• _Work instructions_
Retype the records without changes, from their first line through the line containing "492, 597, 600]", including both of those lines.

========

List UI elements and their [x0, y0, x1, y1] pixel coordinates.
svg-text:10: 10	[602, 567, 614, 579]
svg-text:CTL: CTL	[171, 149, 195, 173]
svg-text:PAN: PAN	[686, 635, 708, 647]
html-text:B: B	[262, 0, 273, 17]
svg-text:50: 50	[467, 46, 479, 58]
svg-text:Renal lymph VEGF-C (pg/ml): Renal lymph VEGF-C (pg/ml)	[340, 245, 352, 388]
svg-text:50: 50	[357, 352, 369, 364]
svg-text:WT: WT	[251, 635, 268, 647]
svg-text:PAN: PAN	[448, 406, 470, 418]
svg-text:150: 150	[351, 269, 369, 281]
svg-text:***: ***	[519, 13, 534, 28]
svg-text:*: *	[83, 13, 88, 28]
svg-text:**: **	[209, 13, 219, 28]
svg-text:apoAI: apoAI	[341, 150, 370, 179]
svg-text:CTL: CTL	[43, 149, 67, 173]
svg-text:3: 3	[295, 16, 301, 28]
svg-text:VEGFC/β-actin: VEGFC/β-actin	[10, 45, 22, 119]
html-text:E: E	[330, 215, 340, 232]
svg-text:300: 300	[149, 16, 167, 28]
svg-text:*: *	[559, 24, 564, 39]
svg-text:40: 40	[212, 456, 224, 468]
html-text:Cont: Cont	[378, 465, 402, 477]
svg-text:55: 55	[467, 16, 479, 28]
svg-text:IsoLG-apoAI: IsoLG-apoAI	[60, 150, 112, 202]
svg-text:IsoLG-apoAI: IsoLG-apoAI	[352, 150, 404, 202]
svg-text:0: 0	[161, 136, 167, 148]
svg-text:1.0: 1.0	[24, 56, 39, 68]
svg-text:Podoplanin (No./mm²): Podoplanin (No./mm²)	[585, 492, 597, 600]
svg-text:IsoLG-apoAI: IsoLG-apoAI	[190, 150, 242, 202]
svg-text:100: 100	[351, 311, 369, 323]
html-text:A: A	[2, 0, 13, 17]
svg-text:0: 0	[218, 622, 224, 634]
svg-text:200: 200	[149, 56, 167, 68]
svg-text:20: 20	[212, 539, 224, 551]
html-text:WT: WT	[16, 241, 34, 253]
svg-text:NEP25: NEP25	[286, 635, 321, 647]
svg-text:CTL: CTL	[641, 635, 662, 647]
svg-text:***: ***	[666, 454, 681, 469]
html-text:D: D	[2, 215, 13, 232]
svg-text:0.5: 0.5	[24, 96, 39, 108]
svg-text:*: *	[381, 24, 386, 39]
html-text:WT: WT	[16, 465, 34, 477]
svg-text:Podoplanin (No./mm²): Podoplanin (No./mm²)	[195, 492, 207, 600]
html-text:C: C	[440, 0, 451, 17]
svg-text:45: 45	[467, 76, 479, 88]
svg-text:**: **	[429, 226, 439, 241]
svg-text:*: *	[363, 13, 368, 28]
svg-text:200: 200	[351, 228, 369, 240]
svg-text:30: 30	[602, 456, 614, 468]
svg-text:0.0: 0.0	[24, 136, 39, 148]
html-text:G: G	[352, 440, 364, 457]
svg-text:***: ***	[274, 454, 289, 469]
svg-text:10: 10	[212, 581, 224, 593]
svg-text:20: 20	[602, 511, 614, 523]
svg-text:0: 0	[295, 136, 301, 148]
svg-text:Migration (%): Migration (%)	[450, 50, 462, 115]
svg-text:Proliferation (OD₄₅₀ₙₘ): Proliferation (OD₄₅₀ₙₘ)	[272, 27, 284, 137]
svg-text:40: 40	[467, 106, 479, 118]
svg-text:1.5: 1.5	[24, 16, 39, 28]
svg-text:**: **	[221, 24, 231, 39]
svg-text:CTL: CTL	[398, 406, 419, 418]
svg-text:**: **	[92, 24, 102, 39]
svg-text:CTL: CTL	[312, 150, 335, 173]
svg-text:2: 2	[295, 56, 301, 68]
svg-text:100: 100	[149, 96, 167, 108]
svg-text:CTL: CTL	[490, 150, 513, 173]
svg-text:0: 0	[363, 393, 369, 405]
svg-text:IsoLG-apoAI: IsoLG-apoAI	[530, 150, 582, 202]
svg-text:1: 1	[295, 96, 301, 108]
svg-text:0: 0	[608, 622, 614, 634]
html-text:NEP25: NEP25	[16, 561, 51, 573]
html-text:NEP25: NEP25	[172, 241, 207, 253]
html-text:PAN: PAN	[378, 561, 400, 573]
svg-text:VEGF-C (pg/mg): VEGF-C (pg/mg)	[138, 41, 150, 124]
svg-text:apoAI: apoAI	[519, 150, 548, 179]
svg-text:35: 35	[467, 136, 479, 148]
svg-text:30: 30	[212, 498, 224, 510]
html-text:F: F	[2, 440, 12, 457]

========

• _Exercise response_
List UI elements and their [x0, y0, x1, y1] pixel coordinates.
svg-text:10: 10	[602, 567, 614, 579]
svg-text:CTL: CTL	[171, 149, 195, 173]
svg-text:PAN: PAN	[686, 635, 708, 647]
html-text:B: B	[262, 0, 273, 17]
svg-text:50: 50	[467, 46, 479, 58]
svg-text:Renal lymph VEGF-C (pg/ml): Renal lymph VEGF-C (pg/ml)	[340, 245, 352, 388]
svg-text:50: 50	[357, 352, 369, 364]
svg-text:WT: WT	[251, 635, 268, 647]
svg-text:PAN: PAN	[448, 406, 470, 418]
svg-text:150: 150	[351, 269, 369, 281]
svg-text:***: ***	[519, 13, 534, 28]
svg-text:*: *	[83, 13, 88, 28]
svg-text:**: **	[209, 13, 219, 28]
svg-text:apoAI: apoAI	[341, 150, 370, 179]
svg-text:CTL: CTL	[43, 149, 67, 173]
svg-text:3: 3	[295, 16, 301, 28]
svg-text:VEGFC/β-actin: VEGFC/β-actin	[10, 45, 22, 119]
html-text:E: E	[330, 215, 340, 232]
svg-text:300: 300	[149, 16, 167, 28]
svg-text:*: *	[559, 24, 564, 39]
svg-text:40: 40	[212, 456, 224, 468]
html-text:Cont: Cont	[378, 465, 402, 477]
svg-text:55: 55	[467, 16, 479, 28]
svg-text:IsoLG-apoAI: IsoLG-apoAI	[60, 150, 112, 202]
svg-text:IsoLG-apoAI: IsoLG-apoAI	[352, 150, 404, 202]
svg-text:0: 0	[161, 136, 167, 148]
svg-text:1.0: 1.0	[24, 56, 39, 68]
svg-text:Podoplanin (No./mm²): Podoplanin (No./mm²)	[585, 492, 597, 600]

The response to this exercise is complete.